• Given task
Your task is to copy the listing exactly. Drop any pictures from the copy.

[Extracted data entries]
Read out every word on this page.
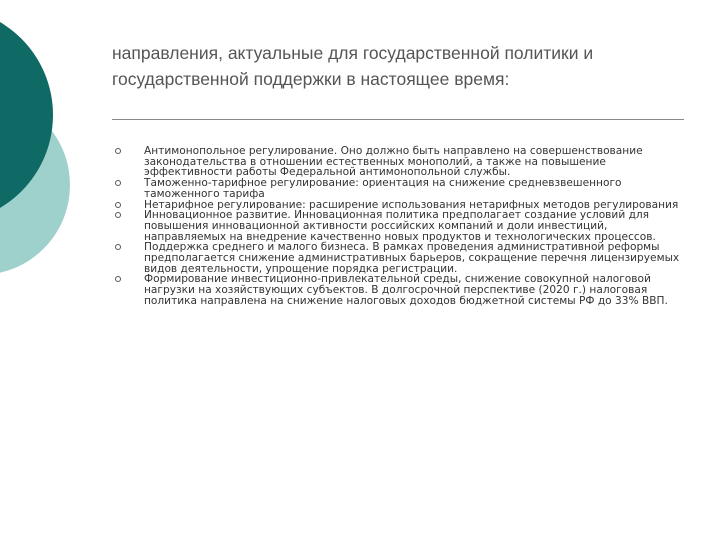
направления, актуальные для государственной политики и государственной поддержки в настоящее время:
Антимонопольное регулирование. Оно должно быть направлено на совершенствование законодательства в отношении естественных монополий, а также на повышение эффективности работы Федеральной антимонопольной службы.
Таможенно-тарифное регулирование: ориентация на снижение средневзвешенного таможенного тарифа
Нетарифное регулирование: расширение использования нетарифных методов регулирования
Инновационное развитие. Инновационная политика предполагает создание условий для повышения инновационной активности российских компаний и доли инвестиций, направляемых на внедрение качественно новых продуктов и технологических процессов.
Поддержка среднего и малого бизнеса. В рамках проведения административной реформы предполагается снижение административных барьеров, сокращение перечня лицензируемых видов деятельности, упрощение порядка регистрации.
Формирование инвестиционно-привлекательной среды, снижение совокупной налоговой нагрузки на хозяйствующих субъектов. В долгосрочной перспективе (2020 г.) налоговая политика направлена на снижение налоговых доходов бюджетной системы РФ до 33% ВВП.
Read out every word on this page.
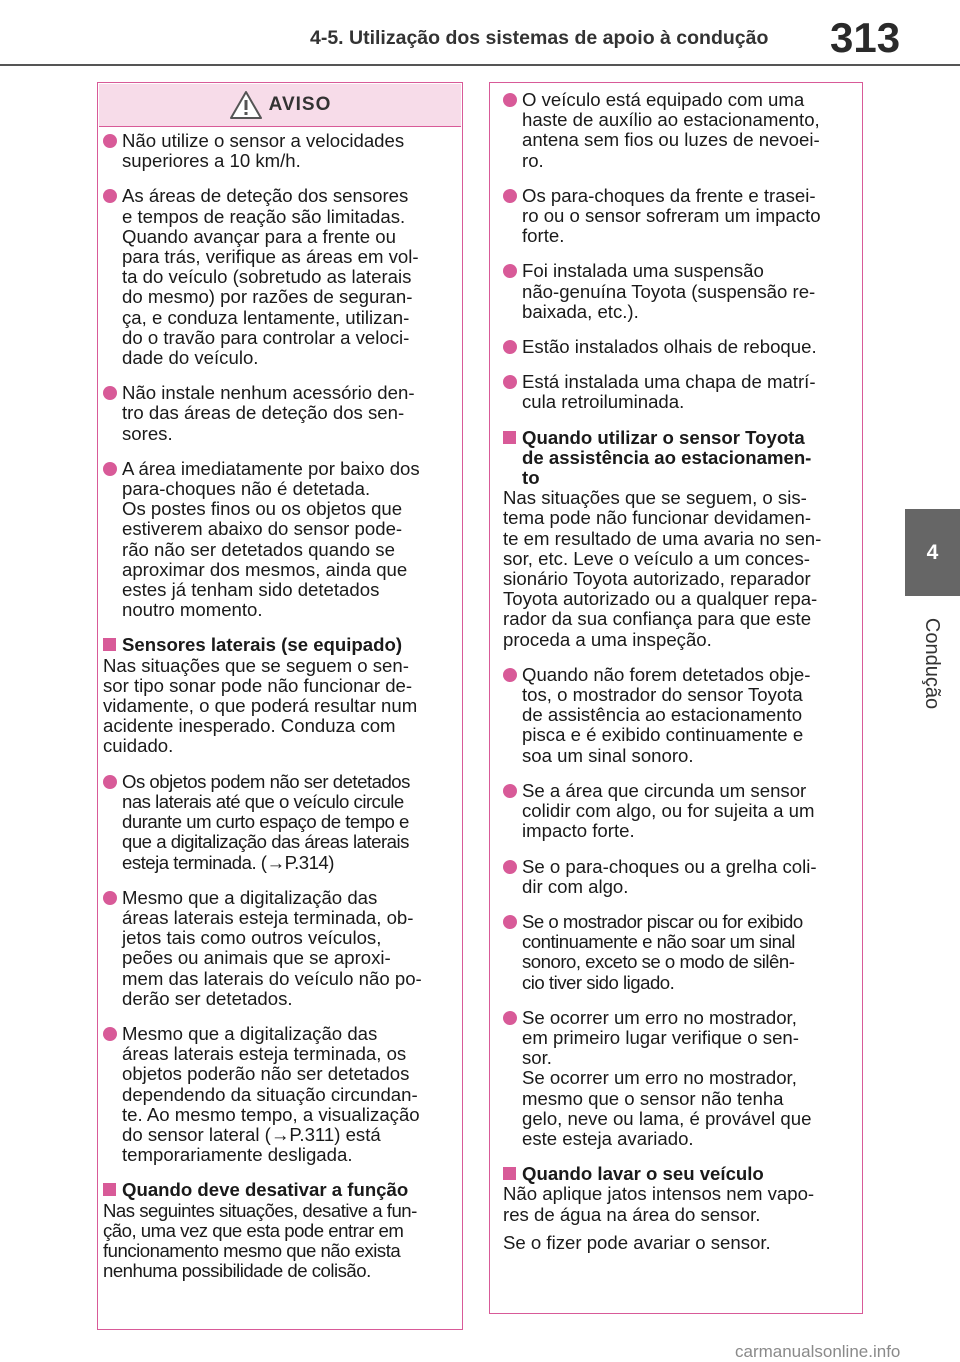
4-5. Utilização dos sistemas de apoio à condução 313
4
Condução
AVISO
Não utilize o sensor a velocidades
superiores a 10 km/h.
As áreas de deteção dos sensores
e tempos de reação são limitadas.
Quando avançar para a frente ou
para trás, verifique as áreas em vol-
ta do veículo (sobretudo as laterais
do mesmo) por razões de seguran-
ça, e conduza lentamente, utilizan-
do o travão para controlar a veloci-
dade do veículo.
Não instale nenhum acessório den-
tro das áreas de deteção dos sen-
sores.
A área imediatamente por baixo dos
para-choques não é detetada.
Os postes finos ou os objetos que
estiverem abaixo do sensor pode-
rão não ser detetados quando se
aproximar dos mesmos, ainda que
estes já tenham sido detetados
noutro momento.
Sensores laterais (se equipado)
Nas situações que se seguem o sen-
sor tipo sonar pode não funcionar de-
vidamente, o que poderá resultar num
acidente inesperado. Conduza com
cuidado.
Os objetos podem não ser detetados
nas laterais até que o veículo circule
durante um curto espaço de tempo e
que a digitalização das áreas laterais
esteja terminada. (→P.314)
Mesmo que a digitalização das
áreas laterais esteja terminada, ob-
jetos tais como outros veículos,
peões ou animais que se aproxi-
mem das laterais do veículo não po-
derão ser detetados.
Mesmo que a digitalização das
áreas laterais esteja terminada, os
objetos poderão não ser detetados
dependendo da situação circundan-
te. Ao mesmo tempo, a visualização
do sensor lateral (→P.311) está
temporariamente desligada.
Quando deve desativar a função
Nas seguintes situações, desative a fun-
ção, uma vez que esta pode entrar em
funcionamento mesmo que não exista
nenhuma possibilidade de colisão.
O veículo está equipado com uma
haste de auxílio ao estacionamento,
antena sem fios ou luzes de nevoei-
ro.
Os para-choques da frente e trasei-
ro ou o sensor sofreram um impacto
forte.
Foi instalada uma suspensão
não-genuína Toyota (suspensão re-
baixada, etc.).
Estão instalados olhais de reboque.
Está instalada uma chapa de matrí-
cula retroiluminada.
Quando utilizar o sensor Toyota
de assistência ao estacionamen-
to
Nas situações que se seguem, o sis-
tema pode não funcionar devidamen-
te em resultado de uma avaria no sen-
sor, etc. Leve o veículo a um conces-
sionário Toyota autorizado, reparador
Toyota autorizado ou a qualquer repa-
rador da sua confiança para que este
proceda a uma inspeção.
Quando não forem detetados obje-
tos, o mostrador do sensor Toyota
de assistência ao estacionamento
pisca e é exibido continuamente e
soa um sinal sonoro.
Se a área que circunda um sensor
colidir com algo, ou for sujeita a um
impacto forte.
Se o para-choques ou a grelha coli-
dir com algo.
Se o mostrador piscar ou for exibido
continuamente e não soar um sinal
sonoro, exceto se o modo de silên-
cio tiver sido ligado.
Se ocorrer um erro no mostrador,
em primeiro lugar verifique o sen-
sor.
Se ocorrer um erro no mostrador,
mesmo que o sensor não tenha
gelo, neve ou lama, é provável que
este esteja avariado.
Quando lavar o seu veículo
Não aplique jatos intensos nem vapo-
res de água na área do sensor.
Se o fizer pode avariar o sensor.
carmanualsonline.info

• Reply
Read out every word on this page.
направления, актуальные для государственной политики и государственной поддержки в настоящее время:
Антимонопольное регулирование. Оно должно быть направлено на совершенствование законодательства в отношении естественных монополий, а также на повышение эффективности работы Федеральной антимонопольной службы.
Таможенно-тарифное регулирование: ориентация на снижение средневзвешенного таможенного тарифа
Нетарифное регулирование: расширение использования нетарифных методов регулирования
Инновационное развитие. Инновационная политика предполагает создание условий для повышения инновационной активности российских компаний и доли инвестиций, направляемых на внедрение качественно новых продуктов и технологических процессов.
Поддержка среднего и малого бизнеса. В рамках проведения административной реформы предполагается снижение административных барьеров, сокращение перечня лицензируемых видов деятельности, упрощение порядка регистрации.
Формирование инвестиционно-привлекательной среды, снижение совокупной налоговой нагрузки на хозяйствующих субъектов. В долгосрочной перспективе (2020 г.) налоговая политика направлена на снижение налоговых доходов бюджетной системы РФ до 33% ВВП.
Read out every word on this page.
4-5. Utilização dos sistemas de apoio à condução 313
4
Condução
AVISO
Não utilize o sensor a velocidades
superiores a 10 km/h.
As áreas de deteção dos sensores
e tempos de reação são limitadas.
Quando avançar para a frente ou
para trás, verifique as áreas em vol-
ta do veículo (sobretudo as laterais
do mesmo) por razões de seguran-
ça, e conduza lentamente, utilizan-
do o travão para controlar a veloci-
dade do veículo.
Não instale nenhum acessório den-
tro das áreas de deteção dos sen-
sores.
A área imediatamente por baixo dos
para-choques não é detetada.
Os postes finos ou os objetos que
estiverem abaixo do sensor pode-
rão não ser detetados quando se
aproximar dos mesmos, ainda que
estes já tenham sido detetados
noutro momento.
Sensores laterais (se equipado)
Nas situações que se seguem o sen-
sor tipo sonar pode não funcionar de-
vidamente, o que poderá resultar num
acidente inesperado. Conduza com
cuidado.
Os objetos podem não ser detetados
nas laterais até que o veículo circule
durante um curto espaço de tempo e
que a digitalização das áreas laterais
esteja terminada. (→P.314)
Mesmo que a digitalização das
áreas laterais esteja terminada, ob-
jetos tais como outros veículos,
peões ou animais que se aproxi-
mem das laterais do veículo não po-
derão ser detetados.
Mesmo que a digitalização das
áreas laterais esteja terminada, os
objetos poderão não ser detetados
dependendo da situação circundan-
te. Ao mesmo tempo, a visualização
do sensor lateral (→P.311) está
temporariamente desligada.
Quando deve desativar a função
Nas seguintes situações, desative a fun-
ção, uma vez que esta pode entrar em
funcionamento mesmo que não exista
nenhuma possibilidade de colisão.
O veículo está equipado com uma
haste de auxílio ao estacionamento,
antena sem fios ou luzes de nevoei-
ro.
Os para-choques da frente e trasei-
ro ou o sensor sofreram um impacto
forte.
Foi instalada uma suspensão
não-genuína Toyota (suspensão re-
baixada, etc.).
Estão instalados olhais de reboque.
Está instalada uma chapa de matrí-
cula retroiluminada.
Quando utilizar o sensor Toyota
de assistência ao estacionamen-
to
Nas situações que se seguem, o sis-
tema pode não funcionar devidamen-
te em resultado de uma avaria no sen-
sor, etc. Leve o veículo a um conces-
sionário Toyota autorizado, reparador
Toyota autorizado ou a qualquer repa-
rador da sua confiança para que este
proceda a uma inspeção.
Quando não forem detetados obje-
tos, o mostrador do sensor Toyota
de assistência ao estacionamento
pisca e é exibido continuamente e
soa um sinal sonoro.
Se a área que circunda um sensor
colidir com algo, ou for sujeita a um
impacto forte.
Se o para-choques ou a grelha coli-
dir com algo.
Se o mostrador piscar ou for exibido
continuamente e não soar um sinal
sonoro, exceto se o modo de silên-
cio tiver sido ligado.
Se ocorrer um erro no mostrador,
em primeiro lugar verifique o sen-
sor.
Se ocorrer um erro no mostrador,
mesmo que o sensor não tenha
gelo, neve ou lama, é provável que
este esteja avariado.
Quando lavar o seu veículo
Não aplique jatos intensos nem vapo-
res de água na área do sensor.
Se o fizer pode avariar o sensor.
carmanualsonline.info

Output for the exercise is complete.